## DATA EXCERPTS
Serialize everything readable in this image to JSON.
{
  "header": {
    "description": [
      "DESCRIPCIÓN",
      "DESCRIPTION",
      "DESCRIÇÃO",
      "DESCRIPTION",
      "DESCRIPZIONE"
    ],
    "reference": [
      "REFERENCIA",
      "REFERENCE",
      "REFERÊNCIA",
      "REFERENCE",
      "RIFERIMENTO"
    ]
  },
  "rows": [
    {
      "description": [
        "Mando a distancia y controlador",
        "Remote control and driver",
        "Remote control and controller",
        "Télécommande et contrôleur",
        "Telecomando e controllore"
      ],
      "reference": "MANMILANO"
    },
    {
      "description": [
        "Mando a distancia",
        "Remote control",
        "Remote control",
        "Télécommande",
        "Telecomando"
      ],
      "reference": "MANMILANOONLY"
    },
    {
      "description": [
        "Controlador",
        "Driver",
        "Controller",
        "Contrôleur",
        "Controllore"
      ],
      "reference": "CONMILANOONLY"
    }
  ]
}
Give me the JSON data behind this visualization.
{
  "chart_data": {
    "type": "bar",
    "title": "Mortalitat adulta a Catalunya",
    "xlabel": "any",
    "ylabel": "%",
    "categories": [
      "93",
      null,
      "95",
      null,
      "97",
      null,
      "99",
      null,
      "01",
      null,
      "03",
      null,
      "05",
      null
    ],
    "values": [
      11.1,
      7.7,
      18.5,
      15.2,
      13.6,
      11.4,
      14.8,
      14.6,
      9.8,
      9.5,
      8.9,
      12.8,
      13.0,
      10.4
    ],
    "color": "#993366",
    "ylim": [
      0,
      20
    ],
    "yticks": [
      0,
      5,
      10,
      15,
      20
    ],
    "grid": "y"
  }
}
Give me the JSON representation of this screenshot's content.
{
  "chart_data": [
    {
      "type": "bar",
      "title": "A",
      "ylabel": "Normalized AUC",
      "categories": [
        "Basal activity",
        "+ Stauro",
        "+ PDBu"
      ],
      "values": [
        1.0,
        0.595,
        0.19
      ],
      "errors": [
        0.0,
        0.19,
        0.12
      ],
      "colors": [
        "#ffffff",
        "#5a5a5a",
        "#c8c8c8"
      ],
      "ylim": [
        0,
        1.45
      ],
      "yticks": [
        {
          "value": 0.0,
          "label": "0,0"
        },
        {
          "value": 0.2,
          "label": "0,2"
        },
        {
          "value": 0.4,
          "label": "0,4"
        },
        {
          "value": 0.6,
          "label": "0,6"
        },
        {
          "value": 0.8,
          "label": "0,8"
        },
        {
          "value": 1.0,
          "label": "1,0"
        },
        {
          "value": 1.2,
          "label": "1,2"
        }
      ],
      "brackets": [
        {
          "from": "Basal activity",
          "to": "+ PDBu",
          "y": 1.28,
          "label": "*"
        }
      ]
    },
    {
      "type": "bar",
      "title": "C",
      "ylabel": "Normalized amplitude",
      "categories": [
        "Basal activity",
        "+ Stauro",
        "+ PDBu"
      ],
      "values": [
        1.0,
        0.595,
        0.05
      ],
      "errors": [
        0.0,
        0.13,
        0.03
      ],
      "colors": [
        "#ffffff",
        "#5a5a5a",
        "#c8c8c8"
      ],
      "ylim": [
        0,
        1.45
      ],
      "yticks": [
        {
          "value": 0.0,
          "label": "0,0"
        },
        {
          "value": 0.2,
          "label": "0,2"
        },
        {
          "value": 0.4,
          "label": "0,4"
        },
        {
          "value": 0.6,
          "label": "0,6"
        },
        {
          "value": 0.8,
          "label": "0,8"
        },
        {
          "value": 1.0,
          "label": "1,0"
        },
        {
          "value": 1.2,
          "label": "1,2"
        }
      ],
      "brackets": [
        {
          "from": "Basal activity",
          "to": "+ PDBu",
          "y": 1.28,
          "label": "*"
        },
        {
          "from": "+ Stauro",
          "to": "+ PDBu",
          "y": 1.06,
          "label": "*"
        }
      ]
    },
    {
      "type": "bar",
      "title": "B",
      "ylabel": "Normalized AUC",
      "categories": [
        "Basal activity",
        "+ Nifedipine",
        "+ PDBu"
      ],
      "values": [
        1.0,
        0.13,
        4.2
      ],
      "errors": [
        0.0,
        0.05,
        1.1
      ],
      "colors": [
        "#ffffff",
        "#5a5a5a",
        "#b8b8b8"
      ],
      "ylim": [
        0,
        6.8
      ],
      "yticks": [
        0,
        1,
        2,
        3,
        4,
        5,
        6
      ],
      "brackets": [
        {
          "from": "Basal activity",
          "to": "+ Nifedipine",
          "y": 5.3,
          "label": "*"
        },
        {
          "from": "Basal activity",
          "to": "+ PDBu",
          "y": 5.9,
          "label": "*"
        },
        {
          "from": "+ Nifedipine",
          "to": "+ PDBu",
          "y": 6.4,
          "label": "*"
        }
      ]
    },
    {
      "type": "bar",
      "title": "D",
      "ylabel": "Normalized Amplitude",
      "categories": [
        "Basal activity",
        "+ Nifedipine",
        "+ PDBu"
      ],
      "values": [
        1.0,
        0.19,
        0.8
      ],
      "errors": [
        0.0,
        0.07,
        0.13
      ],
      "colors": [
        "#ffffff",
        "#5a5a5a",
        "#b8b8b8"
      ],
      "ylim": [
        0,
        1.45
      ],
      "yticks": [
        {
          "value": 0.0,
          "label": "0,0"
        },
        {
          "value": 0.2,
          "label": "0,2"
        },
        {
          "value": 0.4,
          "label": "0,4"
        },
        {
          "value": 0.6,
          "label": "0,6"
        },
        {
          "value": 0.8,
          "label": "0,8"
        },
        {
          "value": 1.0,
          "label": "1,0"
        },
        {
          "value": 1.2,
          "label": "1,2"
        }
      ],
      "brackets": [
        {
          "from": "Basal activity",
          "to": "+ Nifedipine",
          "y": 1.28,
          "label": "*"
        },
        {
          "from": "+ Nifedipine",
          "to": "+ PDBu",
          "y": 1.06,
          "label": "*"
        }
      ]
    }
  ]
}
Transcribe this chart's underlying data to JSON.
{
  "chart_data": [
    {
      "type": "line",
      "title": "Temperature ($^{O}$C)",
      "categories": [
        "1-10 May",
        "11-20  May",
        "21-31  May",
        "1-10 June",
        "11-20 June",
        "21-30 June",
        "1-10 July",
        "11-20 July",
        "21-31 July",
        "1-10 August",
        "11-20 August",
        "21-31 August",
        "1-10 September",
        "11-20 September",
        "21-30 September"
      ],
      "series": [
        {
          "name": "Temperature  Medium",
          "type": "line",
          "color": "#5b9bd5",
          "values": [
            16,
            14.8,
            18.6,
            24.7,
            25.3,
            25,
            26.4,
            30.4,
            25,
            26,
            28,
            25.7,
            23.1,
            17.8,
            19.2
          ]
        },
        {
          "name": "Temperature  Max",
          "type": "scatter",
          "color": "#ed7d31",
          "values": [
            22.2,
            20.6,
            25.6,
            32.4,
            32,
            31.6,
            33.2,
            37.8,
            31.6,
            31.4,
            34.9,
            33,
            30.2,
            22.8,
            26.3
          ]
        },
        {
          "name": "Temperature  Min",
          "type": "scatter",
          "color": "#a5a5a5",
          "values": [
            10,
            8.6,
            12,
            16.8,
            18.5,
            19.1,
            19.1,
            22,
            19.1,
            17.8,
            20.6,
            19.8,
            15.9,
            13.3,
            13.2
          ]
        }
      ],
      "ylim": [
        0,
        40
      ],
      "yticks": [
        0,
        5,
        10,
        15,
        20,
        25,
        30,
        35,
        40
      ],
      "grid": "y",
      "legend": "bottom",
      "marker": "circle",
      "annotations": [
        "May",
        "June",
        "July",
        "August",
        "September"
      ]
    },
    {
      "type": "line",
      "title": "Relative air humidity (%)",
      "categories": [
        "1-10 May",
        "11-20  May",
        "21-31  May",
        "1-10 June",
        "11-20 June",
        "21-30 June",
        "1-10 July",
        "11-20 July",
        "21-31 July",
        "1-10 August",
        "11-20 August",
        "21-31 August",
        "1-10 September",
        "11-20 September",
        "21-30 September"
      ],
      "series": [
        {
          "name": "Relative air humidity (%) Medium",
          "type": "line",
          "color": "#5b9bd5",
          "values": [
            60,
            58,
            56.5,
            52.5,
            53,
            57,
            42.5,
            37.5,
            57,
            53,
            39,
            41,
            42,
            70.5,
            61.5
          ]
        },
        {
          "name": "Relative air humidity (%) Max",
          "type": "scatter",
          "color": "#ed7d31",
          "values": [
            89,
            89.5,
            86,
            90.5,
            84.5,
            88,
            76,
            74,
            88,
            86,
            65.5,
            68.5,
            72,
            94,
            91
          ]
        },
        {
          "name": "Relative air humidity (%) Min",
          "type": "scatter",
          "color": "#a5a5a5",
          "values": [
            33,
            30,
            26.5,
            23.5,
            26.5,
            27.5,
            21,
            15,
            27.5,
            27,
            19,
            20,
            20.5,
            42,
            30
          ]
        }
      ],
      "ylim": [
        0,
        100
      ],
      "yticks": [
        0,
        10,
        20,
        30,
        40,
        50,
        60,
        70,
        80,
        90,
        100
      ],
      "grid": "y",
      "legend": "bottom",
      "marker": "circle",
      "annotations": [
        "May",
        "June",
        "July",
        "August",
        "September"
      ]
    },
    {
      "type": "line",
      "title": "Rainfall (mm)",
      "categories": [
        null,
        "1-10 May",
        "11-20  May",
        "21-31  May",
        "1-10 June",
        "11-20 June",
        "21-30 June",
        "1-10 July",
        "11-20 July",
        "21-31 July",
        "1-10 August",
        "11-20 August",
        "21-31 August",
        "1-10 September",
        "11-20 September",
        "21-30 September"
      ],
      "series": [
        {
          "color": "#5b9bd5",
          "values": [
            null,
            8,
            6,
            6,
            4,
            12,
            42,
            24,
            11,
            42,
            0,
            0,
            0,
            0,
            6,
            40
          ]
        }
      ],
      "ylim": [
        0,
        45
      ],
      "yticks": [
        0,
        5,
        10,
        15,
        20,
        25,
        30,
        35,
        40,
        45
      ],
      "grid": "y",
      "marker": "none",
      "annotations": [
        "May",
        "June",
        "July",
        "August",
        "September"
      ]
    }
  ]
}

## THE TASK
Read the entries and pick out all lines that include the word "this".

## WRITTEN RESPONSE
Serialize everything readable in this image to JSON.
Give me the JSON data behind this visualization.
Give me the JSON representation of this screenshot's content.
Transcribe this chart's underlying data to JSON.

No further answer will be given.